Goal ▸ Repeat the records below exactly as they appear.

%%

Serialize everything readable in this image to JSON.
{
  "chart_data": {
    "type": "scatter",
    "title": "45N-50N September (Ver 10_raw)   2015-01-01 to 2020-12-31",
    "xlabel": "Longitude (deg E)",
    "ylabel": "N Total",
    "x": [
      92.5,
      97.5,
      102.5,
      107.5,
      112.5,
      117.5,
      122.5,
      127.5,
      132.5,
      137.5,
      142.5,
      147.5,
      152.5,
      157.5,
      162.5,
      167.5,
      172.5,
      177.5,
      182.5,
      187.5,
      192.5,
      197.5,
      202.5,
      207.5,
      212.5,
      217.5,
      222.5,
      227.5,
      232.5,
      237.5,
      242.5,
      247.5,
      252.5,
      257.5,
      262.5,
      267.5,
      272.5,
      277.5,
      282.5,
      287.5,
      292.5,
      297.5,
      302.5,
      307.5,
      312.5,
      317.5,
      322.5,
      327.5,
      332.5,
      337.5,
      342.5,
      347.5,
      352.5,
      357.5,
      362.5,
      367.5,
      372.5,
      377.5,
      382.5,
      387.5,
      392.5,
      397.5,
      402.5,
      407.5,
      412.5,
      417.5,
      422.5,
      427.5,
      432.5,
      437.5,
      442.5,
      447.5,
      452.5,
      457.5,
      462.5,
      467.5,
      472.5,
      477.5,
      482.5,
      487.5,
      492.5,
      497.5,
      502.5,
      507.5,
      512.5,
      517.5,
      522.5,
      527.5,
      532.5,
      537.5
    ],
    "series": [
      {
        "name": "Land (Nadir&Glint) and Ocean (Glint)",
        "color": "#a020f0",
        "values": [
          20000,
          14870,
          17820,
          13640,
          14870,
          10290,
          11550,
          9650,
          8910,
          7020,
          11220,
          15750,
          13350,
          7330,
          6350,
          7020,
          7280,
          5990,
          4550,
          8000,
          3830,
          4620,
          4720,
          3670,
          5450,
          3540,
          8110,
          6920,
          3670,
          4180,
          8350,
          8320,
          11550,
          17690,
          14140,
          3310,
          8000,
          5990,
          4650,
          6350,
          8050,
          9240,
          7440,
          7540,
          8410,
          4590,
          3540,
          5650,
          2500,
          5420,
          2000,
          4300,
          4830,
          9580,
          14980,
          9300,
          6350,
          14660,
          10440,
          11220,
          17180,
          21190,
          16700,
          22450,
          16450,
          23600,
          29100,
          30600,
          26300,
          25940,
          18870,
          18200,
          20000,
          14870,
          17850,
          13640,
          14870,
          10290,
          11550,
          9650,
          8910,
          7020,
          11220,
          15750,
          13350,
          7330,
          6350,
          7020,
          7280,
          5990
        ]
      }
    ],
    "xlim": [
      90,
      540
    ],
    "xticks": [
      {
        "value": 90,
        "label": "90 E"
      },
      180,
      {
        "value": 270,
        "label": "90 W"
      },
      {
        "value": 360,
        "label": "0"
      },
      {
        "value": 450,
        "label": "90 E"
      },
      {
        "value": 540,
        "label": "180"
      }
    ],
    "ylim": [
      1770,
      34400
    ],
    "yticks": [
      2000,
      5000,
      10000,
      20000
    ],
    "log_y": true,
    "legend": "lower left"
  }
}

%%

Written answer ▸
Serialize everything readable in this image to JSON.
{
  "chart_data": {
    "type": "scatter",
    "title": "45N-50N September (Ver 10_raw)   2015-01-01 to 2020-12-31",
    "xlabel": "Longitude (deg E)",
    "ylabel": "N Total",
    "x": [
      92.5,
      97.5,
      102.5,
      107.5,
      112.5,
      117.5,
      122.5,
      127.5,
      132.5,
      137.5,
      142.5,
      147.5,
      152.5,
      157.5,
      162.5,
      167.5,
      172.5,
      177.5,
      182.5,
      187.5,
      192.5,
      197.5,
      202.5,
      207.5,
      212.5,
      217.5,
      222.5,
      227.5,
      232.5,
      237.5,
      242.5,
      247.5,
      252.5,
      257.5,
      262.5,
      267.5,
      272.5,
      277.5,
      282.5,
      287.5,
      292.5,
      297.5,
      302.5,
      307.5,
      312.5,
      317.5,
      322.5,
      327.5,
      332.5,
      337.5,
      342.5,
      347.5,
      352.5,
      357.5,
      362.5,
      367.5,
      372.5,
      377.5,
      382.5,
      387.5,
      392.5,
      397.5,
      402.5,
      407.5,
      412.5,
      417.5,
      422.5,
      427.5,
      432.5,
      437.5,
      442.5,
      447.5,
      452.5,
      457.5,
      462.5,
      467.5,
      472.5,
      477.5,
      482.5,
      487.5,
      492.5,
      497.5,
      502.5,
      507.5,
      512.5,
      517.5,
      522.5,
      527.5,
      532.5,
      537.5
    ],
    "series": [
      {
        "name": "Land (Nadir&Glint) and Ocean (Glint)",
        "color": "#a020f0",
        "values": [
          20000,
          14870,
          17820,
          13640,
          14870,
          10290,
          11550,
          9650,
          8910,
          7020,
          11220,
          15750,
          13350,
          7330,
          6350,
          7020,
          7280,
          5990,
          4550,
          8000,
          3830,
          4620,
          4720,
          3670,
          5450,
          3540,
          8110,
          6920,
          3670,
          4180,
          8350,
          8320,
          11550,
          17690,
          14140,
          3310,
          8000,
          5990,
          4650,
          6350,
          8050,
          9240,
          7440,
          7540,
          8410,
          4590,
          3540,
          5650,
          2500,
          5420,
          2000,
          4300,
          4830,
          9580,
          14980,
          9300,
          6350,
          14660,
          10440,
          11220,
          17180,
          21190,
          16700,
          22450,
          16450,
          23600,
          29100,
          30600,
          26300,
          25940,
          18870,
          18200,
          20000,
          14870,
          17850,
          13640,
          14870,
          10290,
          11550,
          9650,
          8910,
          7020,
          11220,
          15750,
          13350,
          7330,
          6350,
          7020,
          7280,
          5990
        ]
      }
    ],
    "xlim": [
      90,
      540
    ],
    "xticks": [
      {
        "value": 90,
        "label": "90 E"
      },
      180,
      {
        "value": 270,
        "label": "90 W"
      },
      {
        "value": 360,
        "label": "0"
      },
      {
        "value": 450,
        "label": "90 E"
      },
      {
        "value": 540,
        "label": "180"
      }
    ],
    "ylim": [
      1770,
      34400
    ],
    "yticks": [
      2000,
      5000,
      10000,
      20000
    ],
    "log_y": true,
    "legend": "lower left"
  }
}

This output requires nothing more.